%%

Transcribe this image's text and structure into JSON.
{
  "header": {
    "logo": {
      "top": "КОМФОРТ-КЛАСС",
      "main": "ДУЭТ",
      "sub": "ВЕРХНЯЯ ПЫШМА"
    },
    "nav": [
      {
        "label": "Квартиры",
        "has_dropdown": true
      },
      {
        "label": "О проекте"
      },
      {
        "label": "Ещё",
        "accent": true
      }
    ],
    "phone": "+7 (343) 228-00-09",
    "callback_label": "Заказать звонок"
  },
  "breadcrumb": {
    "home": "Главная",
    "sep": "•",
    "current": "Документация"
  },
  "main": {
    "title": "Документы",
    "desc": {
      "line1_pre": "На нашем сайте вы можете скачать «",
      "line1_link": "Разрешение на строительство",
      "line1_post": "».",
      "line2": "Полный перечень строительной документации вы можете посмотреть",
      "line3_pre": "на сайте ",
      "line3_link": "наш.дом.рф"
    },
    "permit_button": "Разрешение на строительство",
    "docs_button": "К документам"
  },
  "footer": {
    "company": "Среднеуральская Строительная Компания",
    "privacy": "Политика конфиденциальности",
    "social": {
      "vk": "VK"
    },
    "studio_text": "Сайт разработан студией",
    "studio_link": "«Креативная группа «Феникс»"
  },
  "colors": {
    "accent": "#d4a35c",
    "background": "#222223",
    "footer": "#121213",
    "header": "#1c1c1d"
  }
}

%%
%%

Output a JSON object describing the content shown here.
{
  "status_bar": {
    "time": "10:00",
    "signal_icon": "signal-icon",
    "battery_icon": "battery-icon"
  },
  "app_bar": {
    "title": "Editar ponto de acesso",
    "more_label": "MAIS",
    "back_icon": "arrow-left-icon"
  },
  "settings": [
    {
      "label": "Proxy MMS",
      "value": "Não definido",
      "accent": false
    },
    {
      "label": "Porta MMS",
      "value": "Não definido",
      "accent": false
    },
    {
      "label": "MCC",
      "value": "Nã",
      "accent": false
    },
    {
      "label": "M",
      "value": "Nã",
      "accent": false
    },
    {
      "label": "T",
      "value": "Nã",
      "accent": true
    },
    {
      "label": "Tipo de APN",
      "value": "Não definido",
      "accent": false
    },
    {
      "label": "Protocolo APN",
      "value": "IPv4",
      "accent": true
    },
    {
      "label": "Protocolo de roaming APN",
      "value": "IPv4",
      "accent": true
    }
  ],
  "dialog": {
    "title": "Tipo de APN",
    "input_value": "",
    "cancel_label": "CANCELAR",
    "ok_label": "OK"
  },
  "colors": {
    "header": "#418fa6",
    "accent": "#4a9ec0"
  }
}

%%
%%

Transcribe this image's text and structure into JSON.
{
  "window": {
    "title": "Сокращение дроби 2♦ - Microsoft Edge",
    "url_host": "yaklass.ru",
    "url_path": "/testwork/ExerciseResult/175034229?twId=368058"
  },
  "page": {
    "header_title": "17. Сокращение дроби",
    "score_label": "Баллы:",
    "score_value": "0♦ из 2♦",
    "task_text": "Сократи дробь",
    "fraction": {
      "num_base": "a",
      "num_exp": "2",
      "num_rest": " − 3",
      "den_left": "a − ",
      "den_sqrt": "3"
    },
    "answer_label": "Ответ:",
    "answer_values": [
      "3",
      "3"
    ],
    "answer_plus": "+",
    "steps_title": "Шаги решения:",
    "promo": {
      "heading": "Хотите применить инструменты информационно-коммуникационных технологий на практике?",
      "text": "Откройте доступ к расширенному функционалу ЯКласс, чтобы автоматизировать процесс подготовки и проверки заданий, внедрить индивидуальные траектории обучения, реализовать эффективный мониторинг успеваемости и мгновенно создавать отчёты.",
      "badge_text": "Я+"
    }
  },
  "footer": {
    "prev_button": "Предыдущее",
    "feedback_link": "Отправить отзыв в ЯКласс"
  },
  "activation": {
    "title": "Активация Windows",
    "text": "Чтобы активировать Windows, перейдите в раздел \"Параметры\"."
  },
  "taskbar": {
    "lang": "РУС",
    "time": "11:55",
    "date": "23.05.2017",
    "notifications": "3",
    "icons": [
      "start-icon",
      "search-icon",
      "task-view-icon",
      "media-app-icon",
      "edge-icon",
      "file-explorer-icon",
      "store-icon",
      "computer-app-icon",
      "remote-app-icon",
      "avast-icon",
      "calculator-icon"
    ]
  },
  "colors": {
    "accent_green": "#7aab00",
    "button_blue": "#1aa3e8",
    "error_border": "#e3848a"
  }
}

%%

TASK GOAL:
Select every line in the material above where the string "можете" occurs, and copy it.

ANSWER TO THE EXERCISE:
      "line1_pre": "На нашем сайте вы можете скачать «",
      "line2": "Полный перечень строительной документации вы можете посмотреть",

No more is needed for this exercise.